┏━━
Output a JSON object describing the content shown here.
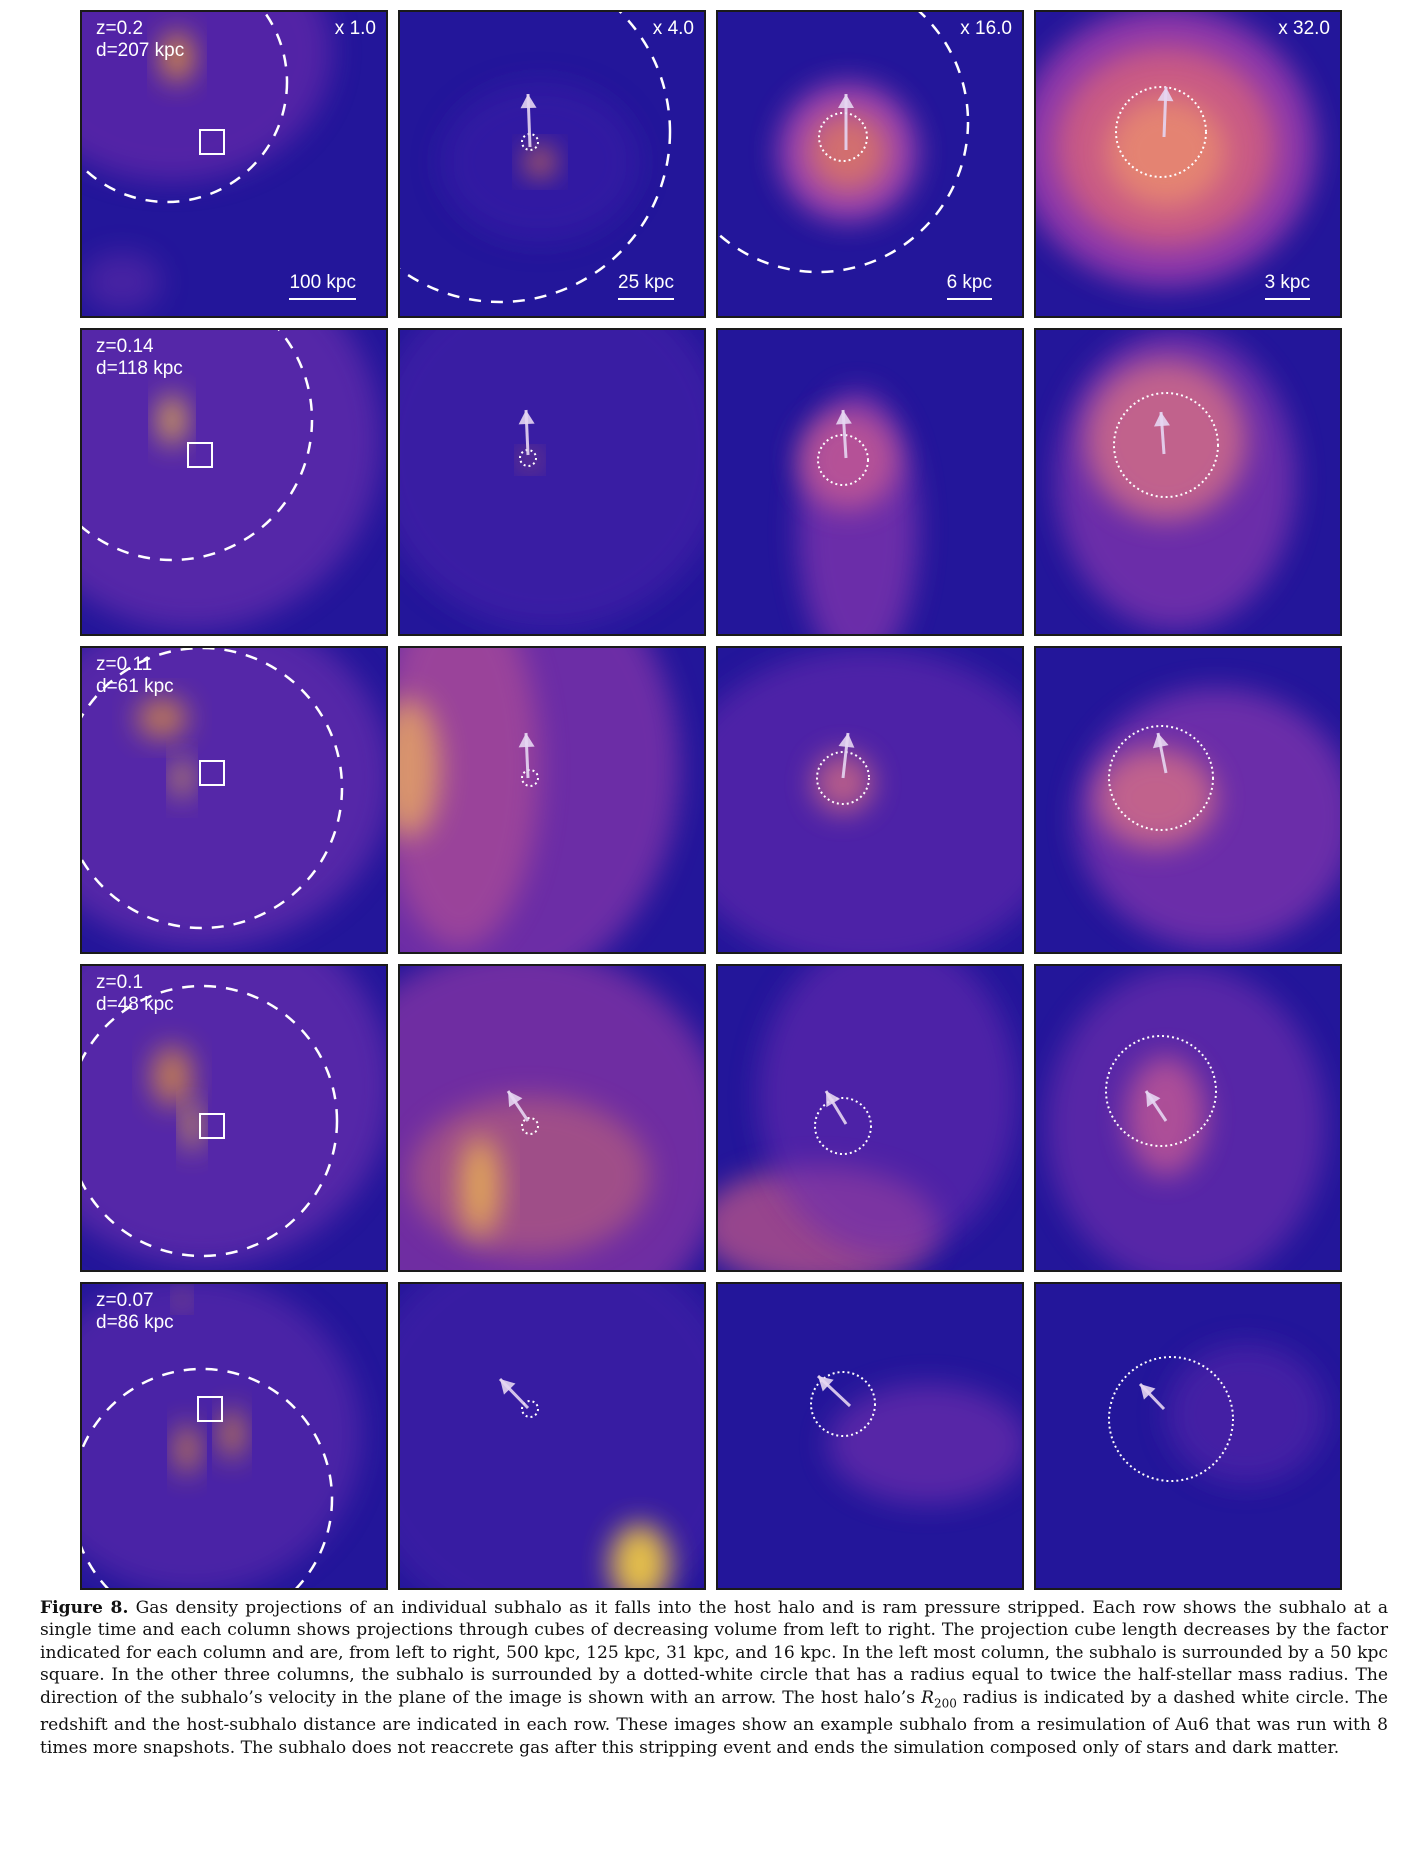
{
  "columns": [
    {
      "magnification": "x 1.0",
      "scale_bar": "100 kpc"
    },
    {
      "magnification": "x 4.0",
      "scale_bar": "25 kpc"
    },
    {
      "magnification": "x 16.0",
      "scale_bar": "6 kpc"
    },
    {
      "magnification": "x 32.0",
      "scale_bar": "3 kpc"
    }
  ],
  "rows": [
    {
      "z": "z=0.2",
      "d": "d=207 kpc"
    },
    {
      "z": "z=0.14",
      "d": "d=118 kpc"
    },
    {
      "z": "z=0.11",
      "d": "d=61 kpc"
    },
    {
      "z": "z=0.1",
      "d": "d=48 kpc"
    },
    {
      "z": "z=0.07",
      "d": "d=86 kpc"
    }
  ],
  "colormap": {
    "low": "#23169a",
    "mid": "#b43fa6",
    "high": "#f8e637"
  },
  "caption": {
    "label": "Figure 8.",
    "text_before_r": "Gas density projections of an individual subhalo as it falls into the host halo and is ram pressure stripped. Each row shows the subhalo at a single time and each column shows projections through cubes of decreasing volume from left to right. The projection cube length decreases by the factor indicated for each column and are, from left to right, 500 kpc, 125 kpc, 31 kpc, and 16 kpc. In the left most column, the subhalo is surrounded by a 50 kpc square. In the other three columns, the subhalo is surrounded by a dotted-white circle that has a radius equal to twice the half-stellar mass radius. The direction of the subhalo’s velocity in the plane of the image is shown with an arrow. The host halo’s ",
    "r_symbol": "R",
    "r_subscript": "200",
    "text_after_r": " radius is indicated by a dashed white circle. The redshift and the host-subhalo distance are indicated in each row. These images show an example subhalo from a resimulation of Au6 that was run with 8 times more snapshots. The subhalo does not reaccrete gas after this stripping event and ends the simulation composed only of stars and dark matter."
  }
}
┗━━
== EXERCISE DESCRIPTION ==
Without the pictures, restate all of the entries above verbatim.

== EXERCISE OUTPUT ==
Output a JSON object describing the content shown here.
{
  "columns": [
    {
      "magnification": "x 1.0",
      "scale_bar": "100 kpc"
    },
    {
      "magnification": "x 4.0",
      "scale_bar": "25 kpc"
    },
    {
      "magnification": "x 16.0",
      "scale_bar": "6 kpc"
    },
    {
      "magnification": "x 32.0",
      "scale_bar": "3 kpc"
    }
  ],
  "rows": [
    {
      "z": "z=0.2",
      "d": "d=207 kpc"
    },
    {
      "z": "z=0.14",
      "d": "d=118 kpc"
    },
    {
      "z": "z=0.11",
      "d": "d=61 kpc"
    },
    {
      "z": "z=0.1",
      "d": "d=48 kpc"
    },
    {
      "z": "z=0.07",
      "d": "d=86 kpc"
    }
  ],
  "colormap": {
    "low": "#23169a",
    "mid": "#b43fa6",
    "high": "#f8e637"
  },
  "caption": {
    "label": "Figure 8.",
    "text_before_r": "Gas density projections of an individual subhalo as it falls into the host halo and is ram pressure stripped. Each row shows the subhalo at a single time and each column shows projections through cubes of decreasing volume from left to right. The projection cube length decreases by the factor indicated for each column and are, from left to right, 500 kpc, 125 kpc, 31 kpc, and 16 kpc. In the left most column, the subhalo is surrounded by a 50 kpc square. In the other three columns, the subhalo is surrounded by a dotted-white circle that has a radius equal to twice the half-stellar mass radius. The direction of the subhalo’s velocity in the plane of the image is shown with an arrow. The host halo’s ",
    "r_symbol": "R",
    "r_subscript": "200",
    "text_after_r": " radius is indicated by a dashed white circle. The redshift and the host-subhalo distance are indicated in each row. These images show an example subhalo from a resimulation of Au6 that was run with 8 times more snapshots. The subhalo does not reaccrete gas after this stripping event and ends the simulation composed only of stars and dark matter."
  }
}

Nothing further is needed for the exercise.